Items listed in a dataset:

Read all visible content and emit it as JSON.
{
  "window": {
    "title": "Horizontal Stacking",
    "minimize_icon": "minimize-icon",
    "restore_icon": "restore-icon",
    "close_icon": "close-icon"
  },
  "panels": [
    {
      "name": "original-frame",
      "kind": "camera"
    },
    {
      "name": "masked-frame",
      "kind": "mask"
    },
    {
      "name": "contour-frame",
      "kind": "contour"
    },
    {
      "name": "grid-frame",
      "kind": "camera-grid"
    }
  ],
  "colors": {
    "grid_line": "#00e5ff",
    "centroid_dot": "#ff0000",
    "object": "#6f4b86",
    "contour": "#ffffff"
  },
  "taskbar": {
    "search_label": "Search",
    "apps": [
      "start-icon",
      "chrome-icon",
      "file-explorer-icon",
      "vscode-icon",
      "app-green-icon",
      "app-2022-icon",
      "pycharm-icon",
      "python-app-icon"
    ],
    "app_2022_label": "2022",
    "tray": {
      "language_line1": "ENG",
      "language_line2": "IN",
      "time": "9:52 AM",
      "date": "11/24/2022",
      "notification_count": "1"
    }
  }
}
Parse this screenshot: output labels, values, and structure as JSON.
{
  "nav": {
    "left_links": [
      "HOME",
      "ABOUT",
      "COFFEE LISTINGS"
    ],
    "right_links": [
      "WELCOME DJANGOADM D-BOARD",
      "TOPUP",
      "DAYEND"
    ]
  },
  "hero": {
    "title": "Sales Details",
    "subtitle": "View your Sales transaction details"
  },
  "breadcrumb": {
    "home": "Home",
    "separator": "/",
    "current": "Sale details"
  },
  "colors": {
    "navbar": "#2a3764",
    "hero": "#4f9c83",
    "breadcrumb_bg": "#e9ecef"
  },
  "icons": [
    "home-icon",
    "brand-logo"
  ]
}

Task description: Search the records above for "frame". Copy each line where it is found.

Task answer:
      "name": "original-frame",
      "name": "masked-frame",
      "name": "contour-frame",
      "name": "grid-frame",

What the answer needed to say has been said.